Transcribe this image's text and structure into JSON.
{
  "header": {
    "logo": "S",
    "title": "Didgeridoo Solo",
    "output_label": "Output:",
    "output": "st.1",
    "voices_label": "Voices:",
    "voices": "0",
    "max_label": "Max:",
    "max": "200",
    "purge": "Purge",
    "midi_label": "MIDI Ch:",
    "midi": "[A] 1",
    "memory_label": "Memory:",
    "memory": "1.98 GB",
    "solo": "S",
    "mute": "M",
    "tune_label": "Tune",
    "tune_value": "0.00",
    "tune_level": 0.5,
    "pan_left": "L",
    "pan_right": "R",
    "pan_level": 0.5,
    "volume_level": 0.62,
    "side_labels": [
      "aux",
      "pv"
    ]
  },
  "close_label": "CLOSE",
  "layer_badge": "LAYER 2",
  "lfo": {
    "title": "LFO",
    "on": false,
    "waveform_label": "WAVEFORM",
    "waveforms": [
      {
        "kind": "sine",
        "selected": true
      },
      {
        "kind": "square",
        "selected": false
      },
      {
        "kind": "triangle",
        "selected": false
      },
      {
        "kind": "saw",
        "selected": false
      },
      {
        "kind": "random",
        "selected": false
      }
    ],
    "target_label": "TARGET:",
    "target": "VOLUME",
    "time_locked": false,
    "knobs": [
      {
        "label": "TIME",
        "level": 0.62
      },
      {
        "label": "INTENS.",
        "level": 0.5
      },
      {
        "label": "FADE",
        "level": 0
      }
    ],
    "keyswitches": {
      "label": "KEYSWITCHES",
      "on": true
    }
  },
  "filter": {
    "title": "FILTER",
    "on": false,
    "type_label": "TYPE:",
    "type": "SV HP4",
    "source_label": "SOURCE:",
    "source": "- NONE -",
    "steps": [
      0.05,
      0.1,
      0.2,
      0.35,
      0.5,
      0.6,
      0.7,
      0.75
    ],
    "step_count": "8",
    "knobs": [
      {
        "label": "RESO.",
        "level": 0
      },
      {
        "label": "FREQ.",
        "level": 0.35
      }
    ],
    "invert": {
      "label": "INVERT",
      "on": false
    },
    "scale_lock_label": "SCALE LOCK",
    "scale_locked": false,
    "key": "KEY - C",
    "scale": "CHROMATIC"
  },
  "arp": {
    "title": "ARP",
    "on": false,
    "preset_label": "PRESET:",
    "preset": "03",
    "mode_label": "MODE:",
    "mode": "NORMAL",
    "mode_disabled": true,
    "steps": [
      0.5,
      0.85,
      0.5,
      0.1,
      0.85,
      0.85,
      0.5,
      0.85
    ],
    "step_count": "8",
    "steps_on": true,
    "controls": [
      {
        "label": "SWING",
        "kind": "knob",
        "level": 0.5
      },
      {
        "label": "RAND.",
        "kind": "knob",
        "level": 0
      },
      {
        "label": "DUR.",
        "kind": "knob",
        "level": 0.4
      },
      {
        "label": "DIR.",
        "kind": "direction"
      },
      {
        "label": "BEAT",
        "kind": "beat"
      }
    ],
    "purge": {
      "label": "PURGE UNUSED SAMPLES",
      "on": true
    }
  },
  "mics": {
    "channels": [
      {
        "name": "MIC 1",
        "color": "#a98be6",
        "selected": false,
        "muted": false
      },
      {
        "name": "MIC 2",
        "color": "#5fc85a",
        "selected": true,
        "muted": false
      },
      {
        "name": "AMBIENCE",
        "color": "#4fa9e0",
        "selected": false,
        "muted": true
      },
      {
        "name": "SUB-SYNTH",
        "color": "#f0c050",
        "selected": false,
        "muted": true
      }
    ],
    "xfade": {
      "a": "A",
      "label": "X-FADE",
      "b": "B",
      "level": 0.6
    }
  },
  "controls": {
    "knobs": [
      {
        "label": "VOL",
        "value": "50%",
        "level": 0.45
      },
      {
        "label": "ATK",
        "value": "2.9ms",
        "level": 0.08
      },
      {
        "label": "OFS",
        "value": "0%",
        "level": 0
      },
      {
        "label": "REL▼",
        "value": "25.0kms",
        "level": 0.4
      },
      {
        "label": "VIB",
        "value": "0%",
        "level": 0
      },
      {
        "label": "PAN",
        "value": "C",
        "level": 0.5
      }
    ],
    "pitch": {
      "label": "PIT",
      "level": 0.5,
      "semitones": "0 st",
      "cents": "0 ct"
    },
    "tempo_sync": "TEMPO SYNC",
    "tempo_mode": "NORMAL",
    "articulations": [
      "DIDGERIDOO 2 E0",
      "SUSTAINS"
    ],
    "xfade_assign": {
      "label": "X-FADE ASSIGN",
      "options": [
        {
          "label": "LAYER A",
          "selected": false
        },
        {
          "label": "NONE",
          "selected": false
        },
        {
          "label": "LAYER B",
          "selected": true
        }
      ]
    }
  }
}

——————————

Identify lines with the string "kind". Copy each one.

Exercise result:
        "kind": "sine",
        "kind": "square",
        "kind": "triangle",
        "kind": "saw",
        "kind": "random",
        "kind": "knob",
        "kind": "knob",
        "kind": "knob",
        "kind": "direction"
        "kind": "beat"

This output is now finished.